A - 2UP3DOWN

#include<bits/stdc++.h>

using namespace std;

#define int long long

void solve() {
    int a, b;
    cin >> a >> b;
    if (a < b and b - a <= 2)
        cout << "Yes\n";
    else if (a > b and a - b <= 3)
        cout << "Yes\n";
    else
        cout << "No\n";

    return;
}

int32_t main() {
    ios::sync_with_stdio(false), cin.tie(nullptr);
    solve();
    return 0;
}

B - 326-like Numbers

#include<bits/stdc++.h>

using namespace std;

#define int long long

void solve() {

}

int32_t main() {
    ios::sync_with_stdio(false), cin.tie(nullptr);
    int n;
    cin >> n;
    for( int a , b , c; n ; n ++ ){
        a = n % 10 , b = ( n / 10 ) % 10 , c =  n / 100;
        if( b * c == a ){
            cout << n << "\n";
            return 0;
        }
    }
    return 0;
}

C - Peak

#include<bits/stdc++.h>

using namespace std;

#define int long long


int32_t main() {
    ios::sync_with_stdio(false), cin.tie(nullptr);
    int n, m;
    cin >> n >> m;
    vector<int> a(n);
    for (auto &i: a) cin >> i;
    sort(a.begin(), a.end());
    int res = 0;
    for( int l = 0 , r = 0 ; l < n ; l ++ ){
        while( r+1 < n and a[r+1] - a[l] < m ) r ++;
        res = max( res , r - l + 1);
    }
    cout << res << "\n";
    return 0;
}

D - ABC Puzzle

因为n 的范围很小，所以可以直接暴搜过去，加一些剪枝就能跑的飞快

#include <bits/stdc++.h>

using namespace std;

#define int long long
using i32 = int32_t;
using vi = vector<int>;
using pii = pair<int, int>;

const int inf = 1e10, INF = 1e18;
const int mod = 998244353;

const int N = 1e6;

i32 main() {
    ios::sync_with_stdio(false), cin.tie(nullptr);
    int n;
    string r, c;
    cin >> n >> r >> c;
    vector g(n, vector<char>(n, '.'));
    vi visR(n), visC(n);

    auto dfs = [&](auto &&self, int x, int y) -> void {
        if (y == n) {
            if (visR[x] < 7) return;
            self(self, x + 1, 0);
            return;
        }
        if (x == n) {
            bool flag = true;
            for (int i = 0; flag and i < n; i++)

◆ 书面要求 A ◆
从下面的记录中挑出所有含有字符串“with”的行，逐行照抄。

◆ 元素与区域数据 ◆
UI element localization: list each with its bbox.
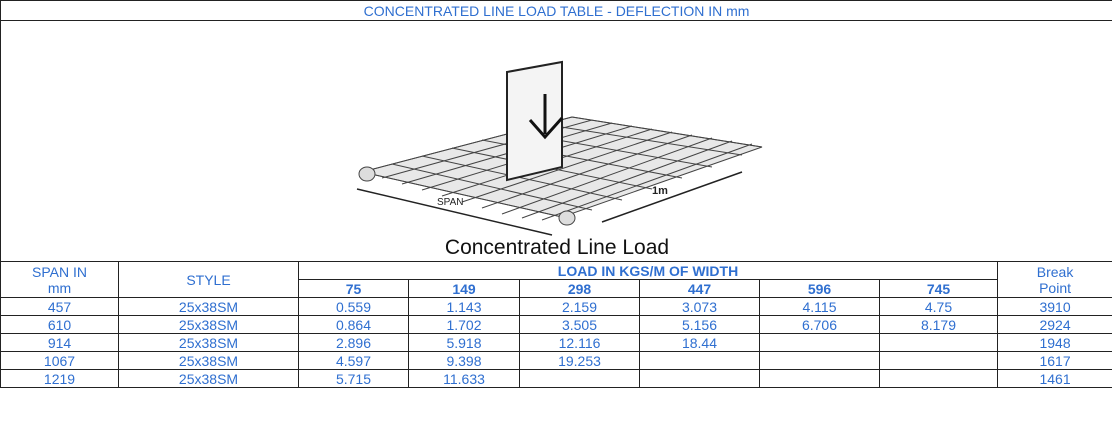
deflection-cell: 0.559 xyxy=(299,298,409,316)
figure-caption: Concentrated Line Load xyxy=(444,236,668,259)
load-value: 298 xyxy=(520,280,640,298)
figure-cell: SPAN 1m Concentrated Line Load xyxy=(1,21,1112,262)
deflection-cell: 4.115 xyxy=(760,298,880,316)
deflection-cell: 8.179 xyxy=(880,316,998,334)
style-header: STYLE xyxy=(119,262,299,298)
deflection-cell: 1.702 xyxy=(409,316,520,334)
span-cell: 457 xyxy=(1,298,119,316)
table-title: CONCENTRATED LINE LOAD TABLE - DEFLECTIO… xyxy=(1,1,1112,21)
style-cell: 25x38SM xyxy=(119,352,299,370)
width-label: 1m xyxy=(652,185,668,197)
line-load-figure: SPAN 1m Concentrated Line Load xyxy=(322,22,792,260)
break-point-cell: 1948 xyxy=(998,334,1112,352)
break-point-cell: 2924 xyxy=(998,316,1112,334)
span-header-text: SPAN IN xyxy=(1,264,118,280)
deflection-cell xyxy=(640,370,760,388)
deflection-cell: 2.896 xyxy=(299,334,409,352)
deflection-cell: 12.116 xyxy=(520,334,640,352)
break-unit: Point xyxy=(998,280,1112,296)
deflection-cell xyxy=(640,352,760,370)
deflection-cell: 19.253 xyxy=(520,352,640,370)
load-value: 745 xyxy=(880,280,998,298)
break-point-cell: 1461 xyxy=(998,370,1112,388)
deflection-cell: 3.073 xyxy=(640,298,760,316)
load-header: LOAD IN KGS/M OF WIDTH xyxy=(299,262,998,280)
deflection-cell xyxy=(880,370,998,388)
deflection-cell: 3.505 xyxy=(520,316,640,334)
deflection-cell xyxy=(760,352,880,370)
deflection-cell: 6.706 xyxy=(760,316,880,334)
style-cell: 25x38SM xyxy=(119,316,299,334)
deflection-cell: 11.633 xyxy=(409,370,520,388)
break-point-cell: 3910 xyxy=(998,298,1112,316)
style-cell: 25x38SM xyxy=(119,298,299,316)
deflection-cell xyxy=(520,370,640,388)
style-cell: 25x38SM xyxy=(119,370,299,388)
deflection-cell: 5.156 xyxy=(640,316,760,334)
span-cell: 914 xyxy=(1,334,119,352)
deflection-cell: 2.159 xyxy=(520,298,640,316)
load-value: 596 xyxy=(760,280,880,298)
span-cell: 610 xyxy=(1,316,119,334)
break-header-text: Break xyxy=(998,264,1112,280)
load-value: 75 xyxy=(299,280,409,298)
deflection-cell: 5.715 xyxy=(299,370,409,388)
style-cell: 25x38SM xyxy=(119,334,299,352)
span-label: SPAN xyxy=(437,197,464,208)
deflection-cell: 18.44 xyxy=(640,334,760,352)
deflection-cell: 5.918 xyxy=(409,334,520,352)
span-unit: mm xyxy=(1,280,118,296)
deflection-cell: 0.864 xyxy=(299,316,409,334)
load-value: 149 xyxy=(409,280,520,298)
deflection-cell: 4.597 xyxy=(299,352,409,370)
deflection-cell: 9.398 xyxy=(409,352,520,370)
deflection-cell xyxy=(760,334,880,352)
load-value: 447 xyxy=(640,280,760,298)
deflection-cell: 1.143 xyxy=(409,298,520,316)
deflection-cell: 4.75 xyxy=(880,298,998,316)
deflection-table: CONCENTRATED LINE LOAD TABLE - DEFLECTIO… xyxy=(0,0,1112,388)
break-point-cell: 1617 xyxy=(998,352,1112,370)
page: CONCENTRATED LINE LOAD TABLE - DEFLECTIO… xyxy=(0,0,1112,429)
deflection-cell xyxy=(760,370,880,388)
load-panel xyxy=(507,62,562,180)
span-cell: 1219 xyxy=(1,370,119,388)
deflection-cell xyxy=(880,352,998,370)
deflection-cell xyxy=(880,334,998,352)
span-cell: 1067 xyxy=(1,352,119,370)
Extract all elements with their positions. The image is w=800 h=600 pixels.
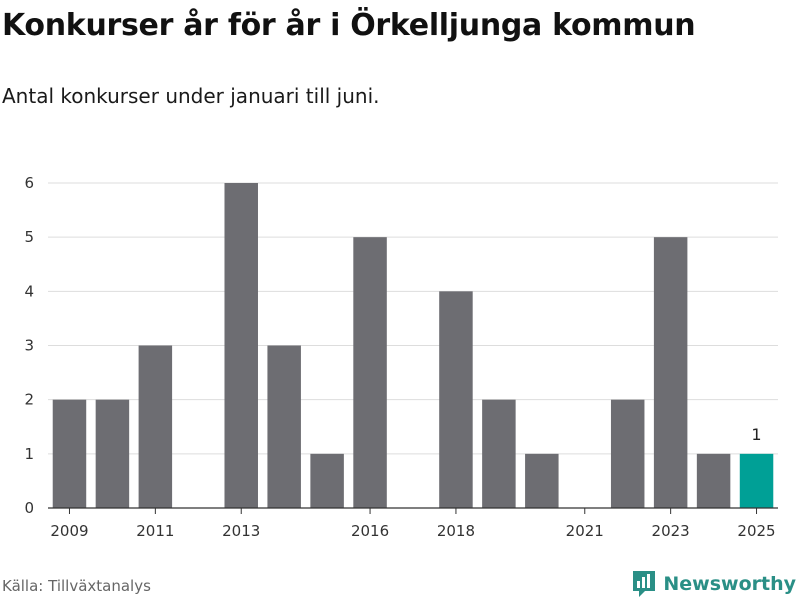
y-tick-label: 0 [24, 499, 34, 517]
bar-2011 [138, 345, 173, 508]
y-tick-label: 3 [24, 337, 34, 355]
bar-2016 [353, 237, 387, 508]
x-tick-label: 2016 [351, 522, 389, 540]
bar-2018 [439, 291, 473, 508]
bar-chart-logo-icon [633, 571, 656, 597]
y-tick-label: 5 [24, 228, 34, 246]
y-tick-label: 6 [24, 174, 34, 192]
bar-2013 [224, 183, 258, 508]
brand-name: Newsworthy [663, 573, 796, 595]
bar-2023 [653, 237, 688, 508]
bar-2024 [696, 453, 731, 508]
bar-2019 [482, 399, 516, 508]
bar-2022 [610, 399, 645, 508]
x-tick-label: 2021 [566, 522, 604, 540]
bar-2014 [267, 345, 301, 508]
data-label: 1 [751, 425, 761, 444]
chart-title: Konkurser år för år i Örkelljunga kommun [2, 8, 696, 43]
bar-2015 [310, 453, 344, 508]
bar-2020 [525, 453, 559, 508]
y-tick-label: 2 [24, 391, 34, 409]
x-tick-label: 2018 [437, 522, 475, 540]
newsworthy-logo: Newsworthy [631, 569, 796, 599]
x-tick-label: 2025 [737, 522, 775, 540]
x-tick-label: 2013 [222, 522, 260, 540]
bar-2010 [95, 399, 130, 508]
x-tick-label: 2011 [136, 522, 174, 540]
bar-2009 [52, 399, 87, 508]
y-tick-label: 1 [24, 445, 34, 463]
x-tick-label: 2023 [652, 522, 690, 540]
bar-2025 [739, 453, 774, 508]
chart-subtitle: Antal konkurser under januari till juni. [2, 84, 380, 108]
x-tick-label: 2009 [50, 522, 88, 540]
y-tick-label: 4 [24, 282, 34, 300]
source-note: Källa: Tillväxtanalys [2, 577, 151, 595]
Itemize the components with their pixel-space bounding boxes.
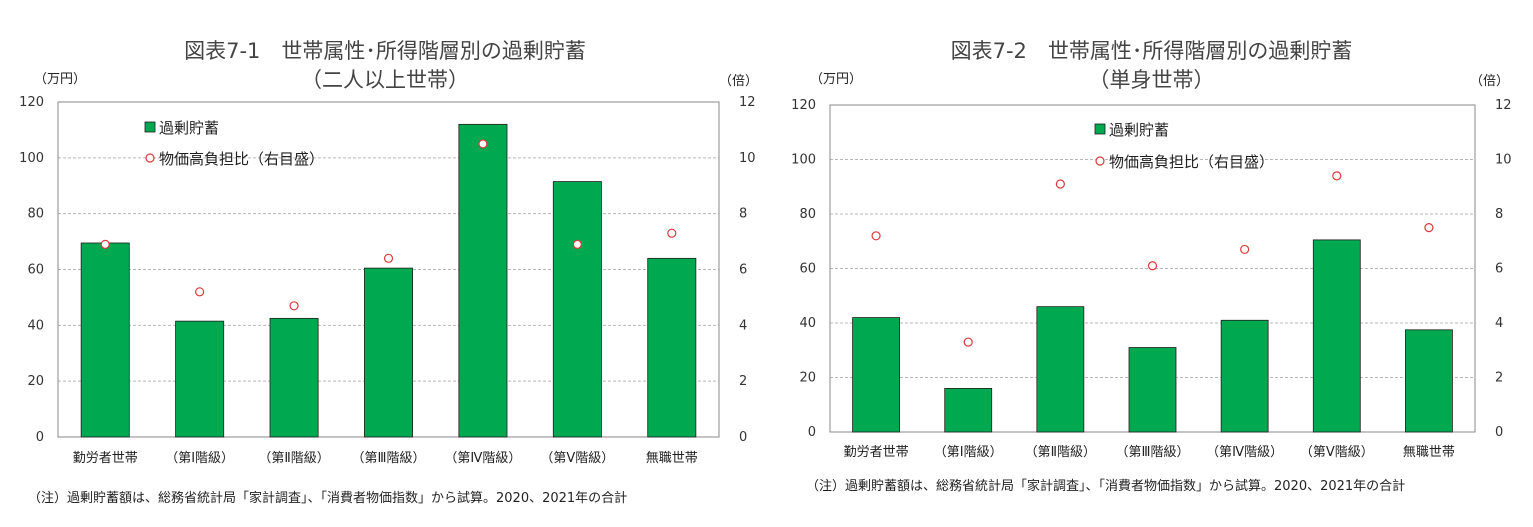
chart-note: （注）過剰貯蓄額は、総務省統計局「家計調査」、「消費者物価指数」から試算。202… [28, 491, 628, 506]
bar [1128, 347, 1177, 433]
bar [80, 242, 130, 438]
category-label: （第Ⅲ階級） [352, 451, 426, 466]
left-tick-label: 80 [799, 207, 816, 222]
category-label: （第Ⅳ階級） [444, 451, 521, 466]
ratio-marker [1147, 261, 1158, 271]
right-tick-label: 4 [739, 318, 747, 333]
ratio-marker [1332, 171, 1342, 181]
bar [458, 123, 508, 438]
legend-bar-swatch [1094, 123, 1106, 135]
right-tick-label: 12 [1495, 98, 1512, 113]
left-tick-label: 40 [799, 316, 816, 331]
left-axis-unit: （万円） [34, 72, 87, 87]
bar [1405, 329, 1453, 433]
chart-plot: 0 20 40 60 80 100 120 0 2 4 6 8 10 12 勤労者世帯 （第Ⅰ階級） （第Ⅱ階級… [19, 95, 756, 466]
legend-marker-swatch [1095, 156, 1105, 166]
chart-subtitle: （単身世帯） [1088, 68, 1215, 92]
right-tick-label: 12 [739, 95, 756, 110]
right-tick-label: 0 [1495, 425, 1503, 440]
bar [647, 257, 697, 438]
left-tick-label: 60 [799, 262, 816, 277]
right-tick-label: 4 [1495, 316, 1503, 331]
ratio-marker [1240, 244, 1250, 255]
right-tick-label: 2 [1495, 371, 1503, 386]
chart-title: 図表7-1 世帯属性･所得階層別の過剰貯蓄 [184, 39, 586, 63]
ratio-marker [572, 239, 582, 249]
category-label: （第Ⅰ階級） [934, 445, 1003, 460]
legend-label-marker: 物価高負担比（右目盛） [1109, 153, 1274, 171]
category-label: 勤労者世帯 [73, 451, 138, 466]
bar [269, 317, 319, 438]
left-axis-unit: （万円） [810, 72, 863, 87]
left-tick-label: 40 [27, 318, 44, 333]
bar [552, 181, 602, 438]
left-tick-label: 20 [27, 374, 44, 389]
category-label: （第Ⅴ階級） [540, 451, 614, 466]
left-tick-label: 100 [791, 153, 816, 168]
category-label: （第Ⅳ階級） [1206, 445, 1283, 460]
ratio-marker [289, 301, 299, 311]
left-tick-label: 80 [27, 207, 44, 222]
ratio-marker [100, 239, 110, 249]
right-tick-label: 6 [1495, 262, 1503, 277]
chart-plot: 0 20 40 60 80 100 120 0 2 4 6 8 10 12 勤労者世帯 （第Ⅰ階級） （第Ⅱ階級… [791, 98, 1512, 460]
right-tick-label: 10 [739, 151, 756, 166]
ratio-marker [871, 231, 881, 241]
bar [944, 387, 993, 433]
left-tick-label: 120 [19, 95, 44, 110]
bar [175, 320, 225, 438]
ratio-marker [667, 228, 677, 238]
right-tick-label: 2 [739, 374, 747, 389]
category-label: 無職世帯 [1403, 445, 1455, 460]
category-label: （第Ⅴ階級） [1300, 445, 1374, 460]
legend-label-bar: 過剰貯蓄 [1109, 121, 1169, 139]
ratio-marker [1055, 179, 1065, 189]
ratio-marker [963, 337, 973, 347]
bar [1220, 319, 1269, 433]
right-axis-unit: （倍） [719, 74, 759, 89]
ratio-marker [1424, 223, 1434, 233]
category-label: 無職世帯 [646, 451, 698, 466]
bar [364, 267, 413, 438]
category-label: （第Ⅱ階級） [258, 451, 329, 466]
left-tick-label: 120 [791, 98, 816, 113]
chart-note: （注）過剰貯蓄額は、総務省統計局「家計調査」、「消費者物価指数」から試算。202… [806, 479, 1406, 494]
ratio-marker [195, 287, 205, 297]
left-tick-label: 60 [27, 263, 44, 278]
chart-panel-7-2: 図表7-2 世帯属性･所得階層別の過剰貯蓄 （単身世帯） （万円） （倍） 0 2… [770, 0, 1533, 527]
chart-panel-7-1: 図表7-1 世帯属性･所得階層別の過剰貯蓄 （二人以上世帯） （万円） （倍） … [19, 39, 759, 506]
legend-label-bar: 過剰貯蓄 [159, 119, 219, 137]
chart-subtitle: （二人以上世帯） [301, 68, 469, 92]
right-tick-label: 8 [1495, 207, 1503, 222]
category-label: 勤労者世帯 [844, 445, 909, 460]
category-label: （第Ⅱ階級） [1025, 445, 1096, 460]
bar [1312, 239, 1361, 433]
legend-bar-swatch [144, 121, 156, 133]
right-tick-label: 6 [739, 263, 747, 278]
ratio-marker [383, 253, 394, 263]
category-label: （第Ⅲ階級） [1116, 445, 1190, 460]
right-axis-unit: （倍） [1470, 74, 1510, 89]
bar [1036, 306, 1085, 433]
left-tick-label: 100 [19, 151, 44, 166]
category-label: （第Ⅰ階級） [165, 451, 234, 466]
right-tick-label: 10 [1495, 153, 1512, 168]
chart-title: 図表7-2 世帯属性･所得階層別の過剰貯蓄 [950, 39, 1353, 63]
legend-marker-swatch [145, 153, 155, 163]
left-tick-label: 0 [36, 430, 44, 445]
bar [852, 317, 900, 433]
left-tick-label: 20 [799, 371, 816, 386]
ratio-marker [478, 139, 488, 149]
right-tick-label: 8 [739, 207, 747, 222]
legend-label-marker: 物価高負担比（右目盛） [159, 150, 324, 168]
right-tick-label: 0 [739, 430, 747, 445]
left-tick-label: 0 [808, 425, 816, 440]
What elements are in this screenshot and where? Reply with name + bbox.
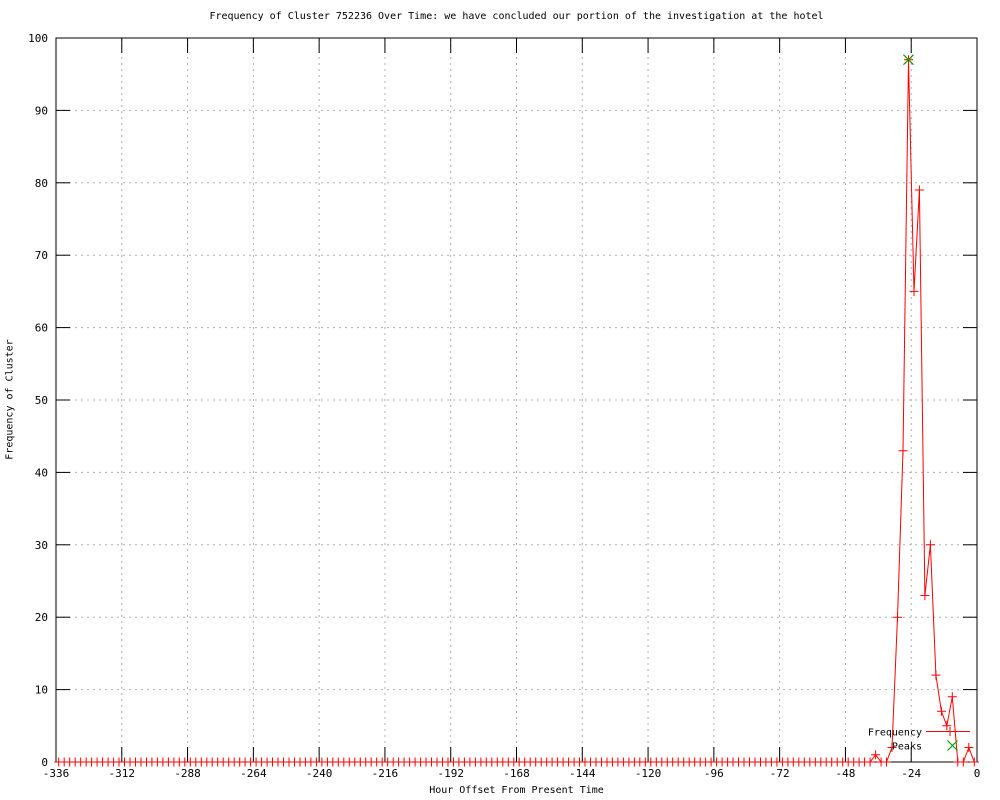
x-tick-label: -288: [174, 767, 201, 780]
x-tick-label: -24: [901, 767, 921, 780]
y-tick-label: 100: [28, 32, 48, 45]
x-tick-label: -264: [240, 767, 267, 780]
y-tick-label: 70: [35, 249, 48, 262]
x-tick-label: -240: [306, 767, 333, 780]
x-tick-label: -120: [635, 767, 662, 780]
frequency-series: [54, 55, 979, 767]
peaks-series: [903, 54, 914, 66]
y-tick-label: 50: [35, 394, 48, 407]
x-tick-label: -216: [372, 767, 399, 780]
x-tick-label: -48: [835, 767, 855, 780]
x-tick-label: -144: [569, 767, 596, 780]
legend: Frequency Peaks: [868, 727, 970, 753]
grid: [57, 39, 976, 761]
legend-label-frequency: Frequency: [868, 728, 922, 739]
y-tick-label: 0: [41, 756, 48, 769]
x-tick-labels: -336 -312 -288 -264 -240 -216 -192 -168 -144 -120…: [43, 767, 981, 780]
x-tick-label: -72: [770, 767, 790, 780]
peak-marker: [903, 54, 914, 66]
legend-sample-frequency-marker: [945, 727, 955, 736]
frequency-point-markers: [54, 55, 979, 767]
x-tick-label: -168: [503, 767, 530, 780]
x-tick-label: -312: [109, 767, 136, 780]
legend-sample-peaks-marker: [947, 740, 958, 751]
x-tick-label: -192: [437, 767, 464, 780]
chart-title: Frequency of Cluster 752236 Over Time: w…: [209, 11, 824, 22]
x-tick-label: -96: [704, 767, 724, 780]
x-axis-title: Hour Offset From Present Time: [429, 785, 604, 796]
y-tick-label: 60: [35, 322, 48, 335]
y-tick-label: 40: [35, 466, 48, 479]
y-tick-label: 10: [35, 684, 48, 697]
y-tick-labels: 0 10 20 30 40 50 60 70 80 90 100: [28, 32, 48, 769]
x-tick-label: -336: [43, 767, 70, 780]
y-tick-label: 30: [35, 539, 48, 552]
legend-label-peaks: Peaks: [892, 742, 922, 753]
y-tick-label: 80: [35, 177, 48, 190]
x-tick-label: 0: [974, 767, 981, 780]
y-tick-label: 20: [35, 611, 48, 624]
y-tick-label: 90: [35, 104, 48, 117]
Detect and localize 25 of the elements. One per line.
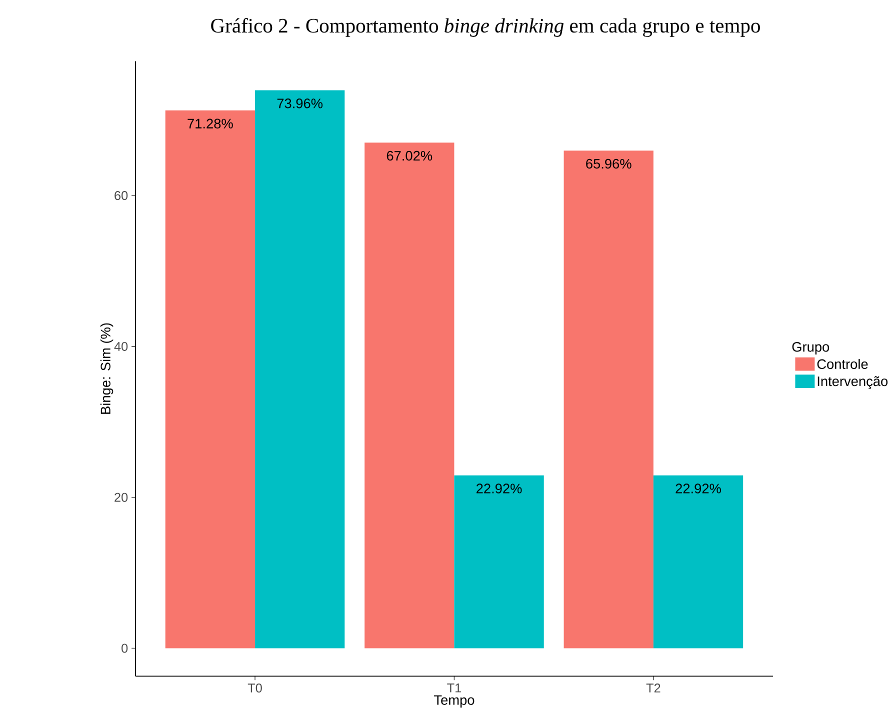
bar	[364, 142, 454, 648]
data-label: 73.96%	[277, 98, 323, 108]
bar	[165, 110, 256, 648]
legend-label: Controle	[817, 358, 868, 370]
bar	[653, 475, 744, 648]
y-tick-label: 60	[114, 191, 128, 200]
data-label: 67.02%	[386, 150, 432, 161]
bar	[255, 90, 345, 648]
x-tick-label: T1	[447, 684, 462, 692]
chart-title: Gráfico 2 - Comportamento binge drinking em cada grupo e tempo	[211, 18, 760, 37]
bar	[454, 475, 544, 648]
y-axis-title: Binge: Sim (%)	[100, 323, 114, 414]
data-label: 22.92%	[676, 484, 721, 494]
x-tick-label: T0	[248, 684, 262, 693]
y-tick-label: 40	[114, 342, 128, 351]
data-label: 22.92%	[476, 484, 522, 494]
y-tick-label: 0	[122, 644, 128, 653]
x-axis-title: Tempo	[434, 695, 474, 708]
bar	[564, 150, 654, 648]
data-label: 71.28%	[188, 118, 233, 129]
data-label: 65.96%	[586, 158, 632, 169]
y-tick-label: 20	[114, 492, 128, 502]
legend-title: Grupo	[792, 342, 830, 354]
legend-label: Intervenção	[818, 376, 888, 389]
x-tick-label: T2	[646, 684, 660, 692]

◆ 书面要求 B ◆
照原样复现上面题解中从“A - 2UP3DOWN”开始、到“and b - a <= 2)”结束的部分。

◆ 完整输出 A ◆
UI element localization: list each with its bbox.
Extract all elements with their positions. The image is w=800 h=600 pixels.
Itemize the components with their pixel-space bounding boxes.
What elements are in this screenshot and where? Reply with name + bbox.

◆ 完整输出 B ◆
A - 2UP3DOWN

#include<bits/stdc++.h>

using namespace std;

#define int long long

void solve() {
    int a, b;
    cin >> a >> b;
    if (a < b and b - a <= 2)